**GIVEN REQUEST**:
Copy the data again, starting at the line that has "I need the location" and stopping after the line that has "point [735, 154, 750, 169]". Replace each "point" with "marker", change nothing else, and leave out the pictures.

**PROVIDED INFORMATION**:
--- BEGIN ---
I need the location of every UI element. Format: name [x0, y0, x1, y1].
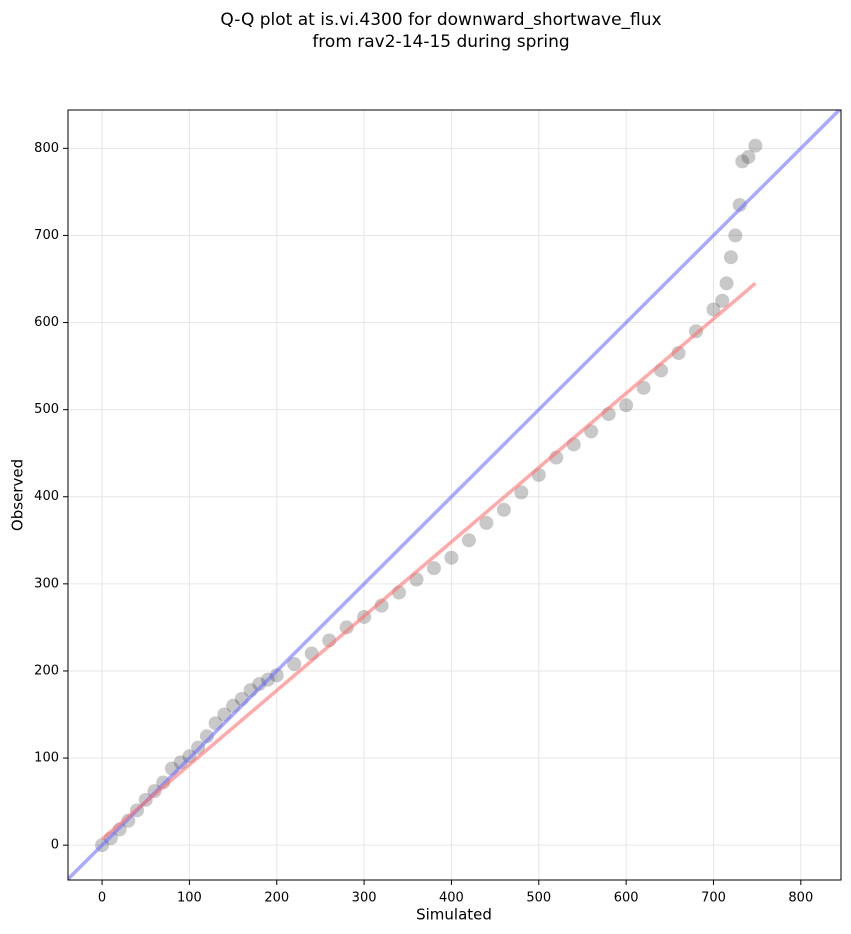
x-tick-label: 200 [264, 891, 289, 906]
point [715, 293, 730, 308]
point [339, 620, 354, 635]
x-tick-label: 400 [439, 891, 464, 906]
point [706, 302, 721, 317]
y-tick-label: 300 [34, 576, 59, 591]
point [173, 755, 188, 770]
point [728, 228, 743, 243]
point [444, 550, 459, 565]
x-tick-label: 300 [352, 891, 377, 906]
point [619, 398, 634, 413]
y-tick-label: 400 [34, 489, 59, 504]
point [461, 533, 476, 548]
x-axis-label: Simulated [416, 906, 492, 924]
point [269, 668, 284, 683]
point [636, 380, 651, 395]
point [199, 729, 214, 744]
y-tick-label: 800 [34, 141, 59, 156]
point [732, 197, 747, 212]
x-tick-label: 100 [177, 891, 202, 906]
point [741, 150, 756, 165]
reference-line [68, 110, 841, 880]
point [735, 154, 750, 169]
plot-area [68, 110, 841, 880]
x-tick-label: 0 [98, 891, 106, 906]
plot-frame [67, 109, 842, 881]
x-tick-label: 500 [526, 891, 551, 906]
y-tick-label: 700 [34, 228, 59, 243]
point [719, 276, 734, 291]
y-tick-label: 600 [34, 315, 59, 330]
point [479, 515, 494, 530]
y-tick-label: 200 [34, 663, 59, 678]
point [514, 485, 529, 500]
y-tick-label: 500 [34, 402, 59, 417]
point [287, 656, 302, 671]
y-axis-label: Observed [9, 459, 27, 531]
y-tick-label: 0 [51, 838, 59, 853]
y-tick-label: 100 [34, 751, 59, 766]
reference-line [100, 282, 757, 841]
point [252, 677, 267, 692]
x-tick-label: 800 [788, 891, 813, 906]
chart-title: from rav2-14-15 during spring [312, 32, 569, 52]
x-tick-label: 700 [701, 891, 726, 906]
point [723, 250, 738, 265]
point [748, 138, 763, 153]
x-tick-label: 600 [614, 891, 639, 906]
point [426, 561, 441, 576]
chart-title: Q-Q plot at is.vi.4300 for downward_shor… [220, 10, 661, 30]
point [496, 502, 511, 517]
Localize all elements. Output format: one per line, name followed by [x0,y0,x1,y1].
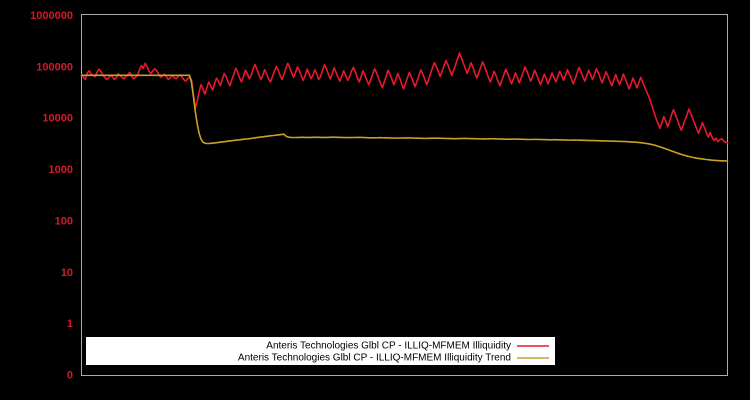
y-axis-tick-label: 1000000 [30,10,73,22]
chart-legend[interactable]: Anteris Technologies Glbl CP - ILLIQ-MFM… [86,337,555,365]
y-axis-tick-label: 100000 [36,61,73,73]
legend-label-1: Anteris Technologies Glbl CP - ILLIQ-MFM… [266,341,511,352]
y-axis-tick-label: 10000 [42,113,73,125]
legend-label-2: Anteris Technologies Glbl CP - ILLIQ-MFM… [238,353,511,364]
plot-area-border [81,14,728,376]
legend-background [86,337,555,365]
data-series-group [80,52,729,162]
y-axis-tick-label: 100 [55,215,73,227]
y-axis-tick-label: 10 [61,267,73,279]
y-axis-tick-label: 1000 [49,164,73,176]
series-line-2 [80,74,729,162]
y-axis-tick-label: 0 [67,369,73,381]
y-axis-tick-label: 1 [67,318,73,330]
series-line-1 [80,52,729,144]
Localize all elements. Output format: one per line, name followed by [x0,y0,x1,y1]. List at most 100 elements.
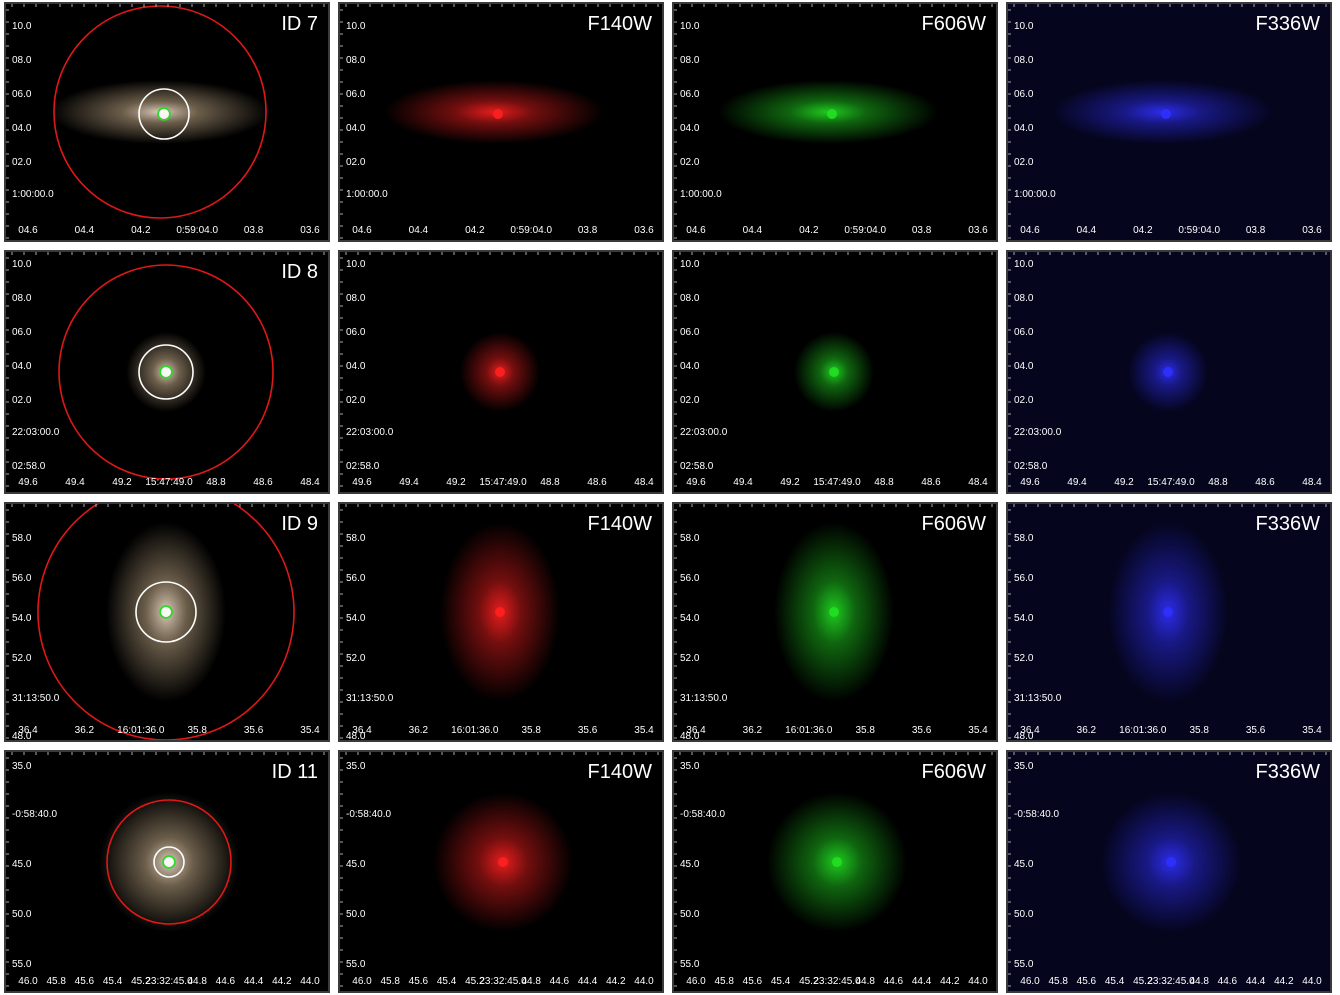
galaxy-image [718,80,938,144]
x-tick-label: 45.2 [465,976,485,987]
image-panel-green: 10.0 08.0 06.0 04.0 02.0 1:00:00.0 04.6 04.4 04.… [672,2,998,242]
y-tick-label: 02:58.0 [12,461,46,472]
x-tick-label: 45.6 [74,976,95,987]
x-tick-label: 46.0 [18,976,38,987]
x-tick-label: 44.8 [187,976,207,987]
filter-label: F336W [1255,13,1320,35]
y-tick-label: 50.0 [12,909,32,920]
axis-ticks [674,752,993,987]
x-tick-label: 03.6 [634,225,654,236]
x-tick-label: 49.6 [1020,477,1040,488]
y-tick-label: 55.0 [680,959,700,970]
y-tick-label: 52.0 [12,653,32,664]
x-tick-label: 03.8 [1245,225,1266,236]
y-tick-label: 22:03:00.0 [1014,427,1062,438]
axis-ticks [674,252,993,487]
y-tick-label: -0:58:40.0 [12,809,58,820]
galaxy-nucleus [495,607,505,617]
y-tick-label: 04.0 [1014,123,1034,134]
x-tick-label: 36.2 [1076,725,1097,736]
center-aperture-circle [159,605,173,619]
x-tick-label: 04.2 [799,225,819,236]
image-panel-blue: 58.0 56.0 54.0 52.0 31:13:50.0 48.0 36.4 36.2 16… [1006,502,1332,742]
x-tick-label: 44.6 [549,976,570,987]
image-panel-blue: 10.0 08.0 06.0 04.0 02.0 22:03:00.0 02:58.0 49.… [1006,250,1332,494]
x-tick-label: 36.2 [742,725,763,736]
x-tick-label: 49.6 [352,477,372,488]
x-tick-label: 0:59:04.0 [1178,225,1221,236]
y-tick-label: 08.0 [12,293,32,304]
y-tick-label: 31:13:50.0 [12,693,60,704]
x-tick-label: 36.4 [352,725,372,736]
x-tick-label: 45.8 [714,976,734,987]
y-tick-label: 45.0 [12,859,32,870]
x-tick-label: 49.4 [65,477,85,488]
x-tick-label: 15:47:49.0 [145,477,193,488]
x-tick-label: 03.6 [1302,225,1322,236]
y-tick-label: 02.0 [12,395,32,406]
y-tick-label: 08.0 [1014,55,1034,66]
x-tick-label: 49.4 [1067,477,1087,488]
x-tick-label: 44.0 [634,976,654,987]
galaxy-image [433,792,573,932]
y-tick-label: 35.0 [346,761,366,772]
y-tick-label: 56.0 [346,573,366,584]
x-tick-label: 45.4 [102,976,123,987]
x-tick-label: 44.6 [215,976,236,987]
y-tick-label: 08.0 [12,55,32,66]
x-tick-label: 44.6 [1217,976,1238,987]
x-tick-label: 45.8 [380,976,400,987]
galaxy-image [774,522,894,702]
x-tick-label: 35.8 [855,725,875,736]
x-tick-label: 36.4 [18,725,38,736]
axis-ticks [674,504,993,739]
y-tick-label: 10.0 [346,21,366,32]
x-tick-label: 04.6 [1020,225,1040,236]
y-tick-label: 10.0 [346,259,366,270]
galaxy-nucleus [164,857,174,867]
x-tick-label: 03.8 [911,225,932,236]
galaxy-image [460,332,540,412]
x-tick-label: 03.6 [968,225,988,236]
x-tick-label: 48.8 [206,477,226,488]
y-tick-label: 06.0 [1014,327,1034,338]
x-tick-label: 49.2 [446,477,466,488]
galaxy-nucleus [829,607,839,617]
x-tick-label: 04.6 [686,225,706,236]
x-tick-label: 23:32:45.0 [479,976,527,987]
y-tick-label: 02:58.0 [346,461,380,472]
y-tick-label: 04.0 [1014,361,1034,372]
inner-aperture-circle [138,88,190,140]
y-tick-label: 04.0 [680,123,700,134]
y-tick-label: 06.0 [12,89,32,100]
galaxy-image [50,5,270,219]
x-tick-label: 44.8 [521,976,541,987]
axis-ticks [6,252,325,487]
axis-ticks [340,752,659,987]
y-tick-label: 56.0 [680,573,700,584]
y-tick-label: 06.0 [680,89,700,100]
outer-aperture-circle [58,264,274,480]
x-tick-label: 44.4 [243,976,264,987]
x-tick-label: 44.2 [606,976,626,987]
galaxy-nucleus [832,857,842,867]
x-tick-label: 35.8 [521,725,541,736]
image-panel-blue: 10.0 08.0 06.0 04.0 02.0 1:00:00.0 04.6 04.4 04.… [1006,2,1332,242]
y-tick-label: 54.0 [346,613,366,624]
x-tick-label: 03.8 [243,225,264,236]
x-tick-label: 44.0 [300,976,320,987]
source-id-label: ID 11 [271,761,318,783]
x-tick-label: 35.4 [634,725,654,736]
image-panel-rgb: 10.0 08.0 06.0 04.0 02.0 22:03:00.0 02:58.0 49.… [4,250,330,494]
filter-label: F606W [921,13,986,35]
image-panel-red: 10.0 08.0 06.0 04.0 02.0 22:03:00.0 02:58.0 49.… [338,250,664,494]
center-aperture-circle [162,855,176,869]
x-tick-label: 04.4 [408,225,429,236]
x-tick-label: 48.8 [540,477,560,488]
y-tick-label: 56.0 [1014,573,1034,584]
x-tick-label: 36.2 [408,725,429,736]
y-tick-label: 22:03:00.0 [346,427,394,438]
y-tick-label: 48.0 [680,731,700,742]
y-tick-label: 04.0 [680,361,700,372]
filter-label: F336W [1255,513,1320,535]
--- END ---
--- BEGIN ---
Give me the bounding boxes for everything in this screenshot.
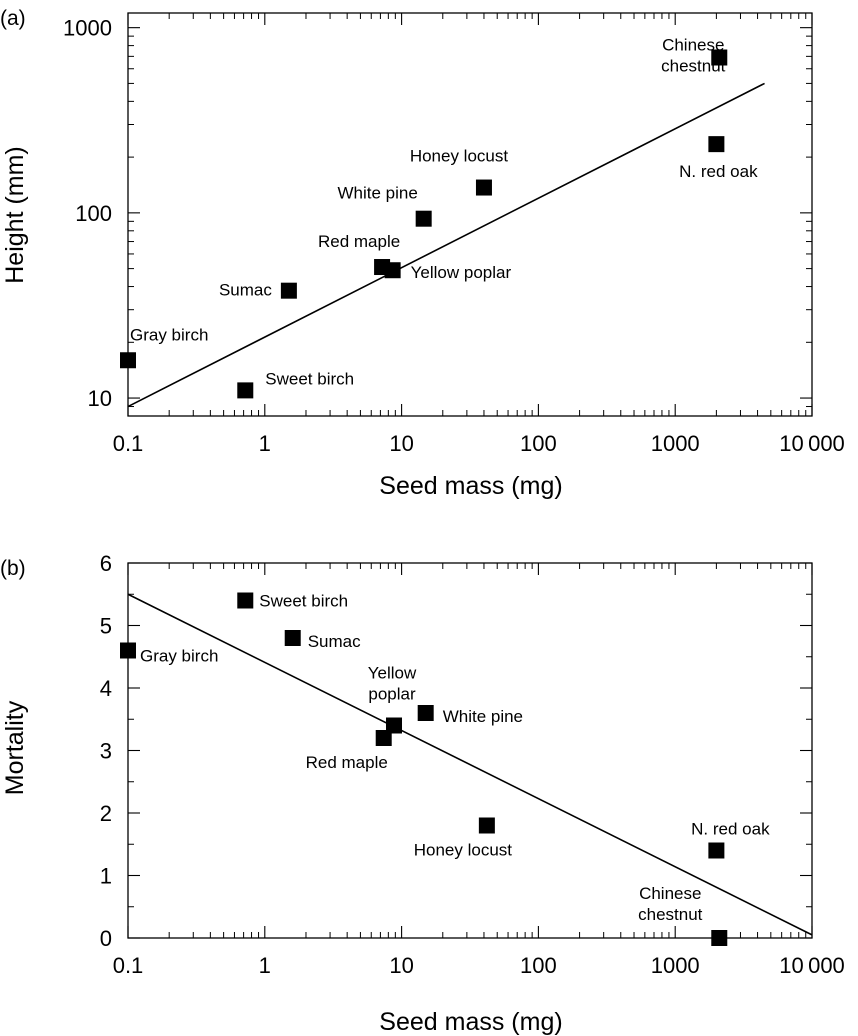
--- END ---
**COMPLETED EXERCISE**:
I need the location of every UI element. Format: name [x0, y0, x1, y1].
x-tick-label: 200 [264, 891, 289, 906]
marker [715, 293, 730, 308]
marker [339, 620, 354, 635]
x-tick-label: 400 [439, 891, 464, 906]
marker [706, 302, 721, 317]
y-tick-label: 300 [34, 576, 59, 591]
marker [173, 755, 188, 770]
marker [728, 228, 743, 243]
marker [444, 550, 459, 565]
x-tick-label: 300 [352, 891, 377, 906]
marker [619, 398, 634, 413]
y-tick-label: 400 [34, 489, 59, 504]
marker [461, 533, 476, 548]
x-axis-label: Simulated [416, 906, 492, 924]
marker [269, 668, 284, 683]
marker [636, 380, 651, 395]
marker [199, 729, 214, 744]
y-tick-label: 800 [34, 141, 59, 156]
marker [732, 197, 747, 212]
x-tick-label: 100 [177, 891, 202, 906]
marker [741, 150, 756, 165]
reference-line [68, 110, 841, 880]
marker [735, 154, 750, 169]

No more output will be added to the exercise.